**SET TASK:** The data must be written out once more, precisely as given.

(Figure record extracts)
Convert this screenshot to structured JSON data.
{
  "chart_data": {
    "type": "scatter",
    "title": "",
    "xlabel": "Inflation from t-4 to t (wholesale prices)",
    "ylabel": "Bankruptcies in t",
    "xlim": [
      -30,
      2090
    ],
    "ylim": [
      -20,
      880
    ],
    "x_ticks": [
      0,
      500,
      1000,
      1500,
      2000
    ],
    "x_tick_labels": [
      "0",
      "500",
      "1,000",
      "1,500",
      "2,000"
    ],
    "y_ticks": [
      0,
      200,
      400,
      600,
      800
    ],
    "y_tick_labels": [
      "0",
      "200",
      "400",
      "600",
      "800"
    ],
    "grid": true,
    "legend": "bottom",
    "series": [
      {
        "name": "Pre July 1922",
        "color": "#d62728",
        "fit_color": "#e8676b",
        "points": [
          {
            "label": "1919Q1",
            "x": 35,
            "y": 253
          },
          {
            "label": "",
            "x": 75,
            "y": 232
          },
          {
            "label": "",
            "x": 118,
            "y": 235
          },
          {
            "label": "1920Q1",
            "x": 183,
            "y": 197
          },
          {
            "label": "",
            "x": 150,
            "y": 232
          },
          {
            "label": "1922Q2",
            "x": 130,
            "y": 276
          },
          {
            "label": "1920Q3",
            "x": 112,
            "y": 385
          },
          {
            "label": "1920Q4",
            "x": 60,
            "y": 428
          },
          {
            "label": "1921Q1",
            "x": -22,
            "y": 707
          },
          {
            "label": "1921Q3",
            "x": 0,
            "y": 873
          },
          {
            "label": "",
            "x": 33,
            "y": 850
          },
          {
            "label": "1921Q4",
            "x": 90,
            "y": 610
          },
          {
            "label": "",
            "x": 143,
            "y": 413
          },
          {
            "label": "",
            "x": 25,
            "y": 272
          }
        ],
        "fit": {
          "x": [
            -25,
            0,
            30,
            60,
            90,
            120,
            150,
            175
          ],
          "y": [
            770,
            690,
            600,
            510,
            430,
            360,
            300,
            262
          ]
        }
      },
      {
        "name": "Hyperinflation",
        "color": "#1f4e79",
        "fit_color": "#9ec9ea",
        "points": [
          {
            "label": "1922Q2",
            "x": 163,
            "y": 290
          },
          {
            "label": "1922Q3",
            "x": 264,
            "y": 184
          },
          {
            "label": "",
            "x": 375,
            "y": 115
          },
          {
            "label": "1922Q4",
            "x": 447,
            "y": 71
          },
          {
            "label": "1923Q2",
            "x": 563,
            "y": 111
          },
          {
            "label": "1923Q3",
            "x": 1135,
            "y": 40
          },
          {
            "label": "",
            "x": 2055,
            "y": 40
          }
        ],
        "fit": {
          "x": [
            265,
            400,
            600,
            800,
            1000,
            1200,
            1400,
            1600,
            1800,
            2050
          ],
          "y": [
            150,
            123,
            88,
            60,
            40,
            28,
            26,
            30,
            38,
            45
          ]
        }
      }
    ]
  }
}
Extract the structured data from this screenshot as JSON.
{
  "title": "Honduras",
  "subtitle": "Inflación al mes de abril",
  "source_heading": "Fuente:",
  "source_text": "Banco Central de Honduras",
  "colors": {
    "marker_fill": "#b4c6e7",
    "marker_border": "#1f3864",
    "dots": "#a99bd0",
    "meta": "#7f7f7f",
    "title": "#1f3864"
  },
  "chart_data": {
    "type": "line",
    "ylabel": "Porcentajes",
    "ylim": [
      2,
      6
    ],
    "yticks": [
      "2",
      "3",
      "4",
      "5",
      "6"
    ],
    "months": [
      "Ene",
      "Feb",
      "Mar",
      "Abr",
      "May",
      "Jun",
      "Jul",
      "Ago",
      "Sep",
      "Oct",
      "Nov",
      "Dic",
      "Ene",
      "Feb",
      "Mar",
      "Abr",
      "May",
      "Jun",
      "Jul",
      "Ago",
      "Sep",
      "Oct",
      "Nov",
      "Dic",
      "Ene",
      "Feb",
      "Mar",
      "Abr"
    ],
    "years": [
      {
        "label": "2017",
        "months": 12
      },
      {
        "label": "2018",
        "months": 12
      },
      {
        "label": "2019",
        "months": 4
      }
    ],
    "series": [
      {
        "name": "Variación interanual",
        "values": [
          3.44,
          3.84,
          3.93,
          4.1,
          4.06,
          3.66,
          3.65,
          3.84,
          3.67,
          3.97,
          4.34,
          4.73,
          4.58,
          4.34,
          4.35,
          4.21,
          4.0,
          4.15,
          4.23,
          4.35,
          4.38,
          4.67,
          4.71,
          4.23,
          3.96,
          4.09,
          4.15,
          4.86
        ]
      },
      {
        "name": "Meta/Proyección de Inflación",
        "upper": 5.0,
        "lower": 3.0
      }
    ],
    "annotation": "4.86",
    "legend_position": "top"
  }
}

**WRITTEN ANSWER:**
Convert this screenshot to structured JSON data.
{
  "chart_data": {
    "type": "scatter",
    "title": "",
    "xlabel": "Inflation from t-4 to t (wholesale prices)",
    "ylabel": "Bankruptcies in t",
    "xlim": [
      -30,
      2090
    ],
    "ylim": [
      -20,
      880
    ],
    "x_ticks": [
      0,
      500,
      1000,
      1500,
      2000
    ],
    "x_tick_labels": [
      "0",
      "500",
      "1,000",
      "1,500",
      "2,000"
    ],
    "y_ticks": [
      0,
      200,
      400,
      600,
      800
    ],
    "y_tick_labels": [
      "0",
      "200",
      "400",
      "600",
      "800"
    ],
    "grid": true,
    "legend": "bottom",
    "series": [
      {
        "name": "Pre July 1922",
        "color": "#d62728",
        "fit_color": "#e8676b",
        "points": [
          {
            "label": "1919Q1",
            "x": 35,
            "y": 253
          },
          {
            "label": "",
            "x": 75,
            "y": 232
          },
          {
            "label": "",
            "x": 118,
            "y": 235
          },
          {
            "label": "1920Q1",
            "x": 183,
            "y": 197
          },
          {
            "label": "",
            "x": 150,
            "y": 232
          },
          {
            "label": "1922Q2",
            "x": 130,
            "y": 276
          },
          {
            "label": "1920Q3",
            "x": 112,
            "y": 385
          },
          {
            "label": "1920Q4",
            "x": 60,
            "y": 428
          },
          {
            "label": "1921Q1",
            "x": -22,
            "y": 707
          },
          {
            "label": "1921Q3",
            "x": 0,
            "y": 873
          },
          {
            "label": "",
            "x": 33,
            "y": 850
          },
          {
            "label": "1921Q4",
            "x": 90,
            "y": 610
          },
          {
            "label": "",
            "x": 143,
            "y": 413
          },
          {
            "label": "",
            "x": 25,
            "y": 272
          }
        ],
        "fit": {
          "x": [
            -25,
            0,
            30,
            60,
            90,
            120,
            150,
            175
          ],
          "y": [
            770,
            690,
            600,
            510,
            430,
            360,
            300,
            262
          ]
        }
      },
      {
        "name": "Hyperinflation",
        "color": "#1f4e79",
        "fit_color": "#9ec9ea",
        "points": [
          {
            "label": "1922Q2",
            "x": 163,
            "y": 290
          },
          {
            "label": "1922Q3",
            "x": 264,
            "y": 184
          },
          {
            "label": "",
            "x": 375,
            "y": 115
          },
          {
            "label": "1922Q4",
            "x": 447,
            "y": 71
          },
          {
            "label": "1923Q2",
            "x": 563,
            "y": 111
          },
          {
            "label": "1923Q3",
            "x": 1135,
            "y": 40
          },
          {
            "label": "",
            "x": 2055,
            "y": 40
          }
        ],
        "fit": {
          "x": [
            265,
            400,
            600,
            800,
            1000,
            1200,
            1400,
            1600,
            1800,
            2050
          ],
          "y": [
            150,
            123,
            88,
            60,
            40,
            28,
            26,
            30,
            38,
            45
          ]
        }
      }
    ]
  }
}
Extract the structured data from this screenshot as JSON.
{
  "title": "Honduras",
  "subtitle": "Inflación al mes de abril",
  "source_heading": "Fuente:",
  "source_text": "Banco Central de Honduras",
  "colors": {
    "marker_fill": "#b4c6e7",
    "marker_border": "#1f3864",
    "dots": "#a99bd0",
    "meta": "#7f7f7f",
    "title": "#1f3864"
  },
  "chart_data": {
    "type": "line",
    "ylabel": "Porcentajes",
    "ylim": [
      2,
      6
    ],
    "yticks": [
      "2",
      "3",
      "4",
      "5",
      "6"
    ],
    "months": [
      "Ene",
      "Feb",
      "Mar",
      "Abr",
      "May",
      "Jun",
      "Jul",
      "Ago",
      "Sep",
      "Oct",
      "Nov",
      "Dic",
      "Ene",
      "Feb",
      "Mar",
      "Abr",
      "May",
      "Jun",
      "Jul",
      "Ago",
      "Sep",
      "Oct",
      "Nov",
      "Dic",
      "Ene",
      "Feb",
      "Mar",
      "Abr"
    ],
    "years": [
      {
        "label": "2017",
        "months": 12
      },
      {
        "label": "2018",
        "months": 12
      },
      {
        "label": "2019",
        "months": 4
      }
    ],
    "series": [
      {
        "name": "Variación interanual",
        "values": [
          3.44,
          3.84,
          3.93,
          4.1,
          4.06,
          3.66,
          3.65,
          3.84,
          3.67,
          3.97,
          4.34,
          4.73,
          4.58,
          4.34,
          4.35,
          4.21,
          4.0,
          4.15,
          4.23,
          4.35,
          4.38,
          4.67,
          4.71,
          4.23,
          3.96,
          4.09,
          4.15,
          4.86
        ]
      },
      {
        "name": "Meta/Proyección de Inflación",
        "upper": 5.0,
        "lower": 3.0
      }
    ],
    "annotation": "4.86",
    "legend_position": "top"
  }
}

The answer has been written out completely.